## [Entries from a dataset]
● ● ●

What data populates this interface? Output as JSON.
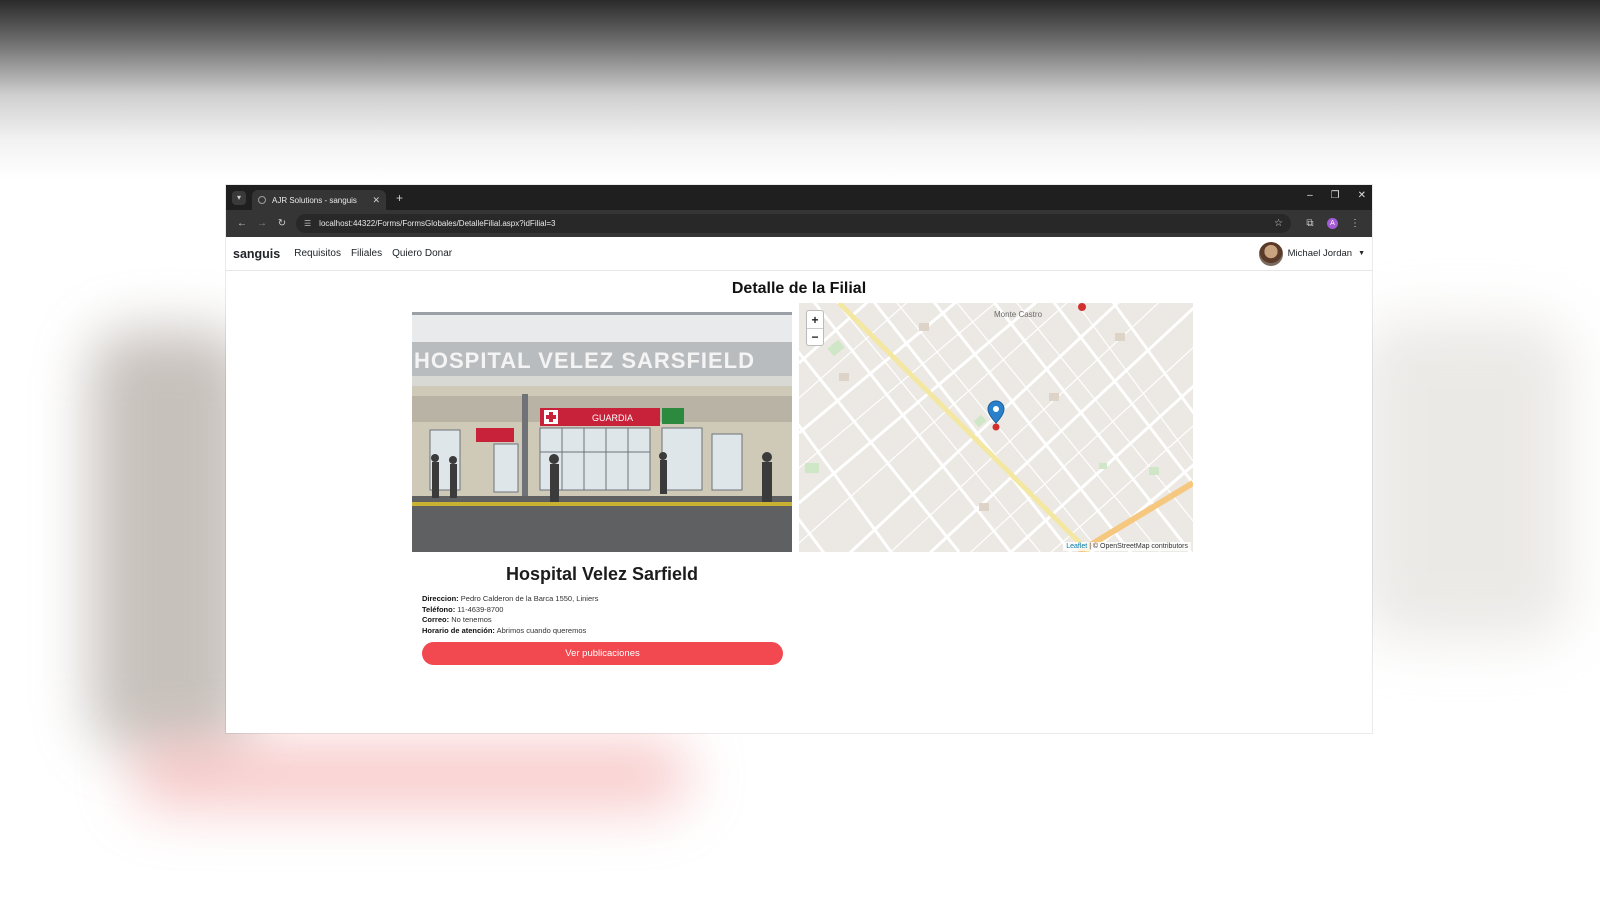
{
  "browser": {
    "tab_title": "AJR Solutions - sanguis",
    "url": "localhost:44322/Forms/FormsGlobales/DetalleFilial.aspx?idFilial=3",
    "profile_initial": "A"
  },
  "navbar": {
    "brand": "sanguis",
    "links": [
      "Requisitos",
      "Filiales",
      "Quiero Donar"
    ],
    "user_name": "Michael Jordan"
  },
  "page": {
    "title": "Detalle de la Filial"
  },
  "photo": {
    "sign_text": "HOSPITAL VELEZ SARSFIELD",
    "guardia_text": "GUARDIA"
  },
  "map": {
    "place_label": "Monte Castro",
    "attribution_leaflet": "Leaflet",
    "attribution_osm": " | © OpenStreetMap contributors",
    "zoom_in": "+",
    "zoom_out": "−"
  },
  "filial": {
    "name": "Hospital Velez Sarfield",
    "direccion_label": "Direccion:",
    "direccion": "Pedro Calderon de la Barca 1550, Liniers",
    "telefono_label": "Teléfono:",
    "telefono": "11-4639-8700",
    "correo_label": "Correo:",
    "correo": "No tenemos",
    "horario_label": "Horario de atención:",
    "horario": "Abrimos cuando queremos",
    "cta": "Ver publicaciones"
  },
  "colors": {
    "accent": "#f2484f",
    "map_pin": "#2a81cb"
  }
}
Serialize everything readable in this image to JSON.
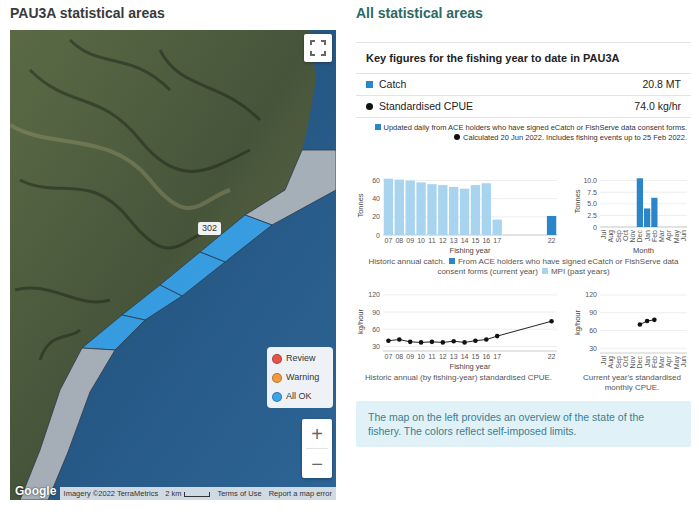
{
  "map": {
    "title": "PAU3A statistical areas",
    "area_label": "302",
    "areas": [
      {
        "color": "#b4b8bd"
      },
      {
        "color": "#3aa3ea"
      },
      {
        "color": "#3aa3ea"
      },
      {
        "color": "#3aa3ea"
      },
      {
        "color": "#3aa3ea"
      },
      {
        "color": "#b4b8bd"
      }
    ],
    "legend": [
      {
        "label": "Review",
        "color": "#e5534b"
      },
      {
        "label": "Warning",
        "color": "#f39a3d"
      },
      {
        "label": "All OK",
        "color": "#3aa3ea"
      }
    ],
    "zoom_in": "+",
    "zoom_out": "−",
    "attribution": {
      "logo": "Google",
      "imagery": "Imagery ©2022 TerraMetrics",
      "scale": "2 km",
      "terms": "Terms of Use",
      "report": "Report a map error"
    }
  },
  "summary": {
    "heading": "All statistical areas",
    "title": "Key figures for the fishing year to date in PAU3A",
    "figures": [
      {
        "kind": "square",
        "label": "Catch",
        "value": "20.8 MT",
        "color": "#2a86c8"
      },
      {
        "kind": "dot",
        "label": "Standardised CPUE",
        "value": "74.0 kg/hr",
        "color": "#111111"
      }
    ],
    "notes": [
      {
        "kind": "square",
        "text": "Updated daily from ACE holders who have signed eCatch or FishServe data consent forms.",
        "color": "#2a86c8"
      },
      {
        "kind": "dot",
        "text": "Calculated 20 Jun 2022. Includes fishing events up to 25 Feb 2022.",
        "color": "#111111"
      }
    ]
  },
  "chart_rows": [
    {
      "charts": [
        {
          "kind": "bar",
          "y_label": "Tonnes",
          "x_label": "Fishing year",
          "y_range": [
            0,
            65
          ],
          "x_range": [
            6.5,
            22.5
          ],
          "y_ticks": [
            {
              "y": 0,
              "text": "0"
            },
            {
              "y": 20,
              "text": "20"
            },
            {
              "y": 40,
              "text": "40"
            },
            {
              "y": 60,
              "text": "60"
            }
          ],
          "x_ticks": [
            {
              "x": 7,
              "text": "07"
            },
            {
              "x": 8,
              "text": "08"
            },
            {
              "x": 9,
              "text": "09"
            },
            {
              "x": 10,
              "text": "10"
            },
            {
              "x": 11,
              "text": "11"
            },
            {
              "x": 12,
              "text": "12"
            },
            {
              "x": 13,
              "text": "13"
            },
            {
              "x": 14,
              "text": "14"
            },
            {
              "x": 15,
              "text": "15"
            },
            {
              "x": 16,
              "text": "16"
            },
            {
              "x": 17,
              "text": "17"
            },
            {
              "x": 22,
              "text": "22"
            }
          ],
          "series": [
            {
              "x": 7,
              "y": 62,
              "color": "#a8d4ef"
            },
            {
              "x": 8,
              "y": 61,
              "color": "#a8d4ef"
            },
            {
              "x": 9,
              "y": 60,
              "color": "#a8d4ef"
            },
            {
              "x": 10,
              "y": 58,
              "color": "#a8d4ef"
            },
            {
              "x": 11,
              "y": 56,
              "color": "#a8d4ef"
            },
            {
              "x": 12,
              "y": 55,
              "color": "#a8d4ef"
            },
            {
              "x": 13,
              "y": 53,
              "color": "#a8d4ef"
            },
            {
              "x": 14,
              "y": 51,
              "color": "#a8d4ef"
            },
            {
              "x": 15,
              "y": 55,
              "color": "#a8d4ef"
            },
            {
              "x": 16,
              "y": 57,
              "color": "#a8d4ef"
            },
            {
              "x": 17,
              "y": 17,
              "color": "#a8d4ef"
            },
            {
              "x": 22,
              "y": 21,
              "color": "#2a86c8"
            }
          ]
        },
        {
          "kind": "bar",
          "y_label": "Tonnes",
          "x_label": "Month",
          "y_range": [
            0,
            11
          ],
          "x_range": [
            0.5,
            12.5
          ],
          "y_ticks": [
            {
              "y": 0,
              "text": "0"
            },
            {
              "y": 2.5,
              "text": "2.5"
            },
            {
              "y": 5,
              "text": "5.0"
            },
            {
              "y": 7.5,
              "text": "7.5"
            },
            {
              "y": 10,
              "text": "10.0"
            }
          ],
          "x_ticks": [
            {
              "x": 1,
              "text": "Jul"
            },
            {
              "x": 2,
              "text": "Aug"
            },
            {
              "x": 3,
              "text": "Sep"
            },
            {
              "x": 4,
              "text": "Oct"
            },
            {
              "x": 5,
              "text": "Nov"
            },
            {
              "x": 6,
              "text": "Dec"
            },
            {
              "x": 7,
              "text": "Jan"
            },
            {
              "x": 8,
              "text": "Feb"
            },
            {
              "x": 9,
              "text": "Mar"
            },
            {
              "x": 10,
              "text": "Apr"
            },
            {
              "x": 11,
              "text": "May"
            },
            {
              "x": 12,
              "text": "Jun"
            }
          ],
          "series": [
            {
              "x": 6,
              "y": 10.5,
              "color": "#2a86c8"
            },
            {
              "x": 7,
              "y": 4.0,
              "color": "#2a86c8"
            },
            {
              "x": 8,
              "y": 6.3,
              "color": "#2a86c8"
            }
          ]
        }
      ],
      "caption": {
        "lead": "Historic annual catch.",
        "legend": [
          {
            "text": "From ACE holders who have signed eCatch or FishServe data consent forms (current year)",
            "color": "#2a86c8"
          },
          {
            "text": "MPI (past years)",
            "color": "#a8d4ef"
          }
        ]
      }
    },
    {
      "charts": [
        {
          "kind": "line",
          "y_label": "kg/hour",
          "x_label": "Fishing year",
          "y_range": [
            22,
            125
          ],
          "x_range": [
            6.5,
            22.5
          ],
          "y_ticks": [
            {
              "y": 30,
              "text": "30"
            },
            {
              "y": 60,
              "text": "60"
            },
            {
              "y": 90,
              "text": "90"
            },
            {
              "y": 120,
              "text": "120"
            }
          ],
          "x_ticks": [
            {
              "x": 7,
              "text": "07"
            },
            {
              "x": 8,
              "text": "08"
            },
            {
              "x": 9,
              "text": "09"
            },
            {
              "x": 10,
              "text": "10"
            },
            {
              "x": 11,
              "text": "11"
            },
            {
              "x": 12,
              "text": "12"
            },
            {
              "x": 13,
              "text": "13"
            },
            {
              "x": 14,
              "text": "14"
            },
            {
              "x": 15,
              "text": "15"
            },
            {
              "x": 16,
              "text": "16"
            },
            {
              "x": 17,
              "text": "17"
            },
            {
              "x": 22,
              "text": "22"
            }
          ],
          "series": [
            {
              "x": 7,
              "y": 40
            },
            {
              "x": 8,
              "y": 42
            },
            {
              "x": 9,
              "y": 38
            },
            {
              "x": 10,
              "y": 37
            },
            {
              "x": 11,
              "y": 38
            },
            {
              "x": 12,
              "y": 37
            },
            {
              "x": 13,
              "y": 39
            },
            {
              "x": 14,
              "y": 37
            },
            {
              "x": 15,
              "y": 40
            },
            {
              "x": 16,
              "y": 42
            },
            {
              "x": 17,
              "y": 48
            },
            {
              "x": 22,
              "y": 74
            }
          ],
          "caption": "Historic annual (by fishing-year) standardised CPUE."
        },
        {
          "kind": "line",
          "y_label": "kg/hour",
          "x_label": "",
          "y_range": [
            22,
            125
          ],
          "x_range": [
            0.5,
            12.5
          ],
          "y_ticks": [
            {
              "y": 30,
              "text": "30"
            },
            {
              "y": 60,
              "text": "60"
            },
            {
              "y": 90,
              "text": "90"
            },
            {
              "y": 120,
              "text": "120"
            }
          ],
          "x_ticks": [
            {
              "x": 1,
              "text": "Jul"
            },
            {
              "x": 2,
              "text": "Aug"
            },
            {
              "x": 3,
              "text": "Sep"
            },
            {
              "x": 4,
              "text": "Oct"
            },
            {
              "x": 5,
              "text": "Nov"
            },
            {
              "x": 6,
              "text": "Dec"
            },
            {
              "x": 7,
              "text": "Jan"
            },
            {
              "x": 8,
              "text": "Feb"
            },
            {
              "x": 9,
              "text": "Mar"
            },
            {
              "x": 10,
              "text": "Apr"
            },
            {
              "x": 11,
              "text": "May"
            },
            {
              "x": 12,
              "text": "Jun"
            }
          ],
          "series": [
            {
              "x": 6,
              "y": 70
            },
            {
              "x": 7,
              "y": 76
            },
            {
              "x": 8,
              "y": 78
            }
          ],
          "caption": "Current year's standardised monthly CPUE."
        }
      ]
    }
  ],
  "info": "The map on the left provides an overview of the state of the fishery. The colors reflect self-imposed limits."
}
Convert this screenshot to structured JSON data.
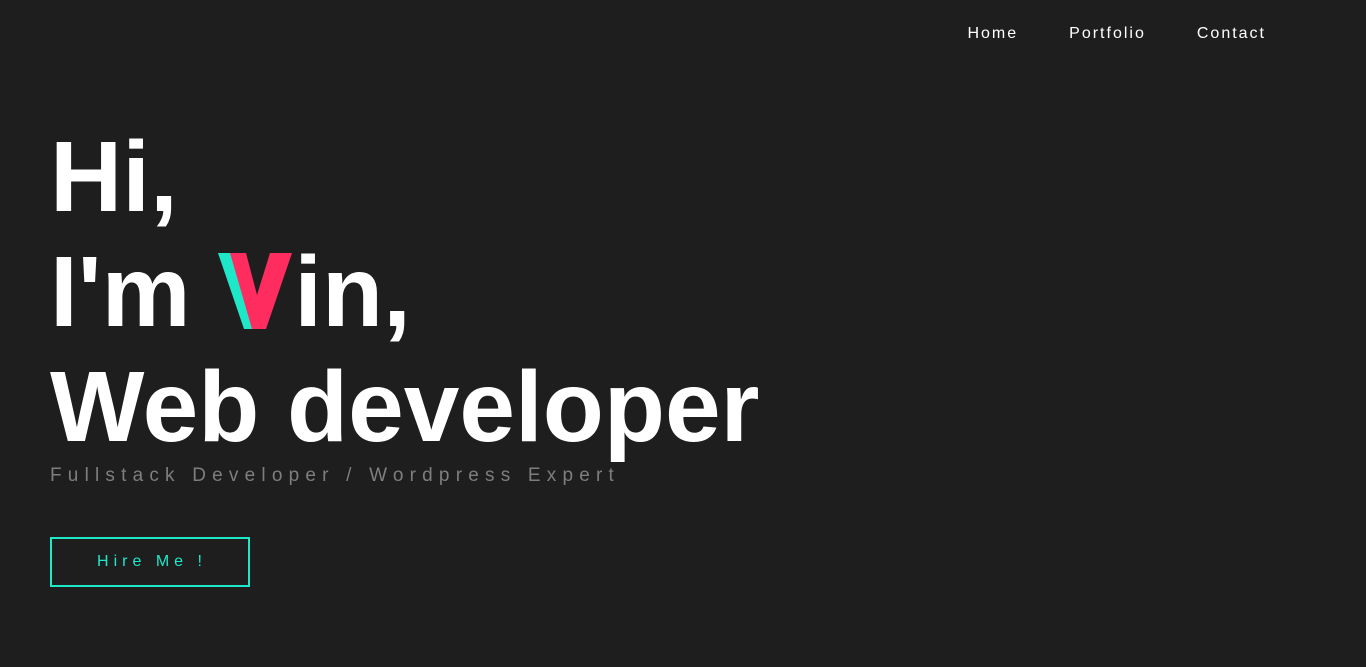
{
  "nav": {
    "items": [
      {
        "label": "Home"
      },
      {
        "label": "Portfolio"
      },
      {
        "label": "Contact"
      }
    ]
  },
  "hero": {
    "line1": "Hi,",
    "line2_prefix": "I'm ",
    "line2_logo_letter": "V",
    "line2_suffix": "in,",
    "line3": "Web developer",
    "subtitle": "Fullstack Developer / Wordpress Expert"
  },
  "cta": {
    "label": "Hire Me !"
  },
  "colors": {
    "background": "#1e1e1e",
    "text": "#ffffff",
    "subtitle": "#7e7e7e",
    "accent_teal": "#1de9c9",
    "accent_pink": "#ff2d5f"
  }
}
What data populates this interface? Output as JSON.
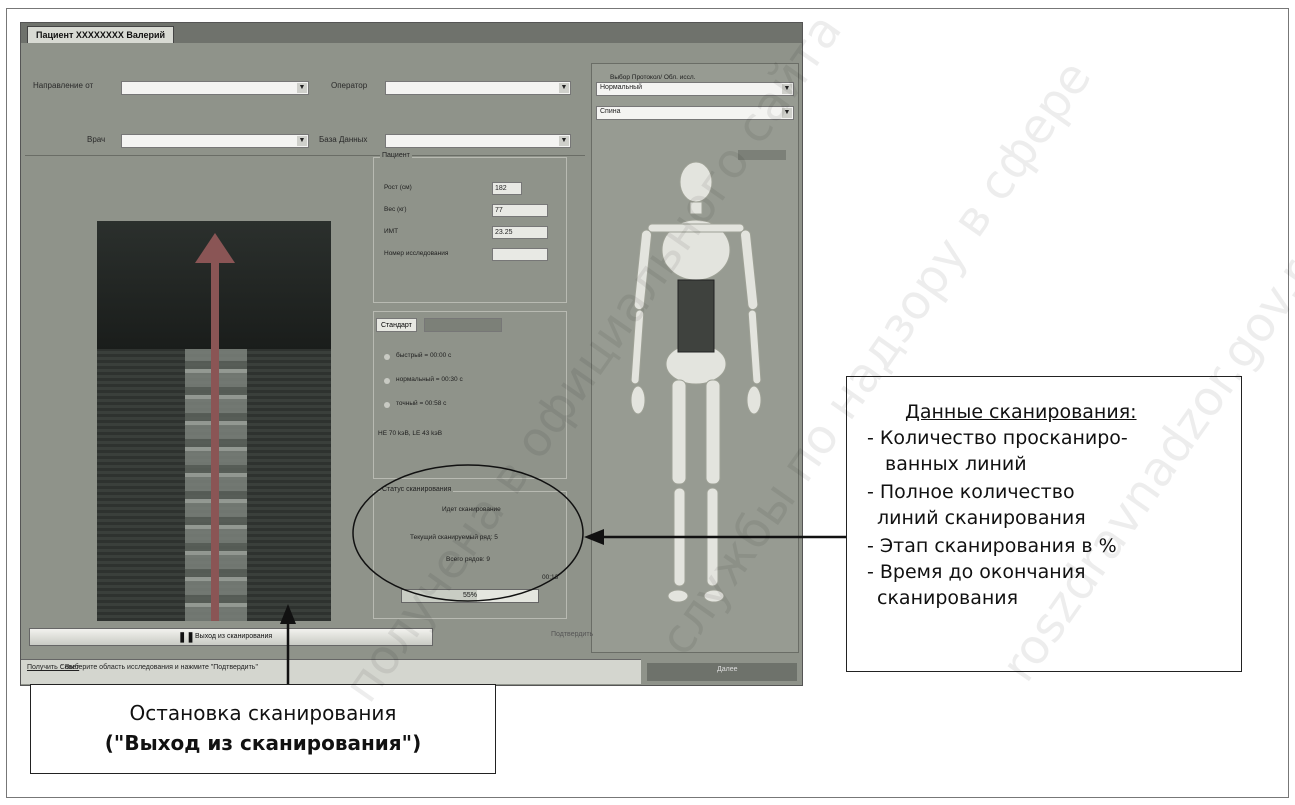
{
  "window": {
    "tab_title": "Пациент XXXXXXXX Валерий"
  },
  "top_form": {
    "referred_from_label": "Направление от",
    "operator_label": "Оператор",
    "doctor_label": "Врач",
    "database_label": "База Данных"
  },
  "patient": {
    "group_title": "Пациент",
    "height_label": "Рост (см)",
    "height_value": "182",
    "weight_label": "Вес (кг)",
    "weight_value": "77",
    "bmi_label": "ИМТ",
    "bmi_value": "23.25",
    "study_number_label": "Номер исследования"
  },
  "scan_mode": {
    "tab_standard": "Стандарт",
    "option_fast": "быстрый = 00:00 с",
    "option_normal": "нормальный = 00:30 с",
    "option_precise": "точный = 00:58 с",
    "energy": "HE 70 kэB, LE 43 kэB"
  },
  "scan_status": {
    "group_title": "Статус сканирования",
    "status_text": "Идет сканирование",
    "current_row": "Текущий сканируемый ряд: 5",
    "total_rows": "Всего рядов: 9",
    "progress_label": "55%",
    "progress_fraction": 0.55,
    "time_left": "00:13"
  },
  "protocol": {
    "title": "Выбор Протокол/ Обл. иссл.",
    "protocol_value": "Нормальный",
    "region_value": "Спина"
  },
  "bottom": {
    "stop_button_label": "Выход из сканирования",
    "confirm_button_label": "Подтвердить",
    "help_link": "Получить Совет",
    "status_message": ": Выберите область исследования и нажмите \"Подтвердить\"",
    "next_button_label": "Далее"
  },
  "annotations": {
    "right_title": "Данные сканирования:",
    "right_lines": [
      "- Количество просканиро-",
      "ванных линий",
      "- Полное количество",
      "линий сканирования",
      "- Этап сканирования в %",
      "- Время до окончания",
      "сканирования"
    ],
    "bottom_line1": "Остановка сканирования",
    "bottom_line2_open": "(\"",
    "bottom_line2_bold": "Выход из сканирования",
    "bottom_line2_close": "\")"
  },
  "watermark": {
    "line1": "получена в официального сайта",
    "line2": "службы по надзору в сфере",
    "line3": "roszdravnadzor.gov.ru"
  }
}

● ● ●

## [TASK TO CARRY OUT]
Show every line where the string "JSON" appears.

## [FINAL ANSWER]
What data populates this interface? Output as JSON.
Serialize everything readable in this image to JSON.
Convert this screenshot to structured JSON data.
What data populates this interface? Output as JSON.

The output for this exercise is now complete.